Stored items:
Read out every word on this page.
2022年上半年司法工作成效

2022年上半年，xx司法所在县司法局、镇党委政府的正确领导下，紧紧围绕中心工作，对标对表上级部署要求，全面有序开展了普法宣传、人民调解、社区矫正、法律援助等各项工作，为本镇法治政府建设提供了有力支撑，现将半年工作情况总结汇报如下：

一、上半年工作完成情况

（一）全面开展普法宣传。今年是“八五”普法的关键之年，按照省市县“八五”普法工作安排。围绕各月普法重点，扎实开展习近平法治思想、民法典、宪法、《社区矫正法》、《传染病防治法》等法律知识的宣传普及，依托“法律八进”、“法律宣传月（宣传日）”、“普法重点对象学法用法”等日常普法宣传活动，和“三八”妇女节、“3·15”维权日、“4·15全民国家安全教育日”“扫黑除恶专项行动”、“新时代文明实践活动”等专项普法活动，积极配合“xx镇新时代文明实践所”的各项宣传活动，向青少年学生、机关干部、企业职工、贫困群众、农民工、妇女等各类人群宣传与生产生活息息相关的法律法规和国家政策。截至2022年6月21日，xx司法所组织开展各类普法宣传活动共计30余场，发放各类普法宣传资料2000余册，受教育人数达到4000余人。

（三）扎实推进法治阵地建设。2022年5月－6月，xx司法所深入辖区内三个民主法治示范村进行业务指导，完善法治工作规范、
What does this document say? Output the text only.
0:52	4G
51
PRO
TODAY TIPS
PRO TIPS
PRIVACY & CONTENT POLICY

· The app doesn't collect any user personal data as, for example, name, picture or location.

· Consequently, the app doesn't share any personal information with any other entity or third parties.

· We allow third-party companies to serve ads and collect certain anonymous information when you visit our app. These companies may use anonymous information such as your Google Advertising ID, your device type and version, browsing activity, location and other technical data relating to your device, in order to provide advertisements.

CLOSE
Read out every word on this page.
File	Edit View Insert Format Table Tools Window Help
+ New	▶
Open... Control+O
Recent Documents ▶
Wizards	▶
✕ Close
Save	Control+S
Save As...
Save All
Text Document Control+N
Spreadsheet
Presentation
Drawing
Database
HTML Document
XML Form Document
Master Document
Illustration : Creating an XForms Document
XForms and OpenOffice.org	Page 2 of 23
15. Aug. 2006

- [Exercise aim]:
Give the records above again, word for word.

- [Output]:
Read out every word on this page.
2022年上半年司法工作成效

2022年上半年，xx司法所在县司法局、镇党委政府的正确领导下，紧紧围绕中心工作，对标对表上级部署要求，全面有序开展了普法宣传、人民调解、社区矫正、法律援助等各项工作，为本镇法治政府建设提供了有力支撑，现将半年工作情况总结汇报如下：

一、上半年工作完成情况

（一）全面开展普法宣传。今年是“八五”普法的关键之年，按照省市县“八五”普法工作安排。围绕各月普法重点，扎实开展习近平法治思想、民法典、宪法、《社区矫正法》、《传染病防治法》等法律知识的宣传普及，依托“法律八进”、“法律宣传月（宣传日）”、“普法重点对象学法用法”等日常普法宣传活动，和“三八”妇女节、“3·15”维权日、“4·15全民国家安全教育日”“扫黑除恶专项行动”、“新时代文明实践活动”等专项普法活动，积极配合“xx镇新时代文明实践所”的各项宣传活动，向青少年学生、机关干部、企业职工、贫困群众、农民工、妇女等各类人群宣传与生产生活息息相关的法律法规和国家政策。截至2022年6月21日，xx司法所组织开展各类普法宣传活动共计30余场，发放各类普法宣传资料2000余册，受教育人数达到4000余人。

（三）扎实推进法治阵地建设。2022年5月－6月，xx司法所深入辖区内三个民主法治示范村进行业务指导，完善法治工作规范、
What does this document say? Output the text only.
0:52	4G
51
PRO
TODAY TIPS
PRO TIPS
PRIVACY & CONTENT POLICY

· The app doesn't collect any user personal data as, for example, name, picture or location.

· Consequently, the app doesn't share any personal information with any other entity or third parties.

· We allow third-party companies to serve ads and collect certain anonymous information when you visit our app. These companies may use anonymous information such as your Google Advertising ID, your device type and version, browsing activity, location and other technical data relating to your device, in order to provide advertisements.

CLOSE
Read out every word on this page.
File	Edit View Insert Format Table Tools Window Help
+ New	▶
Open... Control+O
Recent Documents ▶
Wizards	▶
✕ Close
Save	Control+S
Save As...
Save All
Text Document Control+N
Spreadsheet
Presentation
Drawing
Database
HTML Document
XML Form Document
Master Document
Illustration : Creating an XForms Document
XForms and OpenOffice.org	Page 2 of 23
15. Aug. 2006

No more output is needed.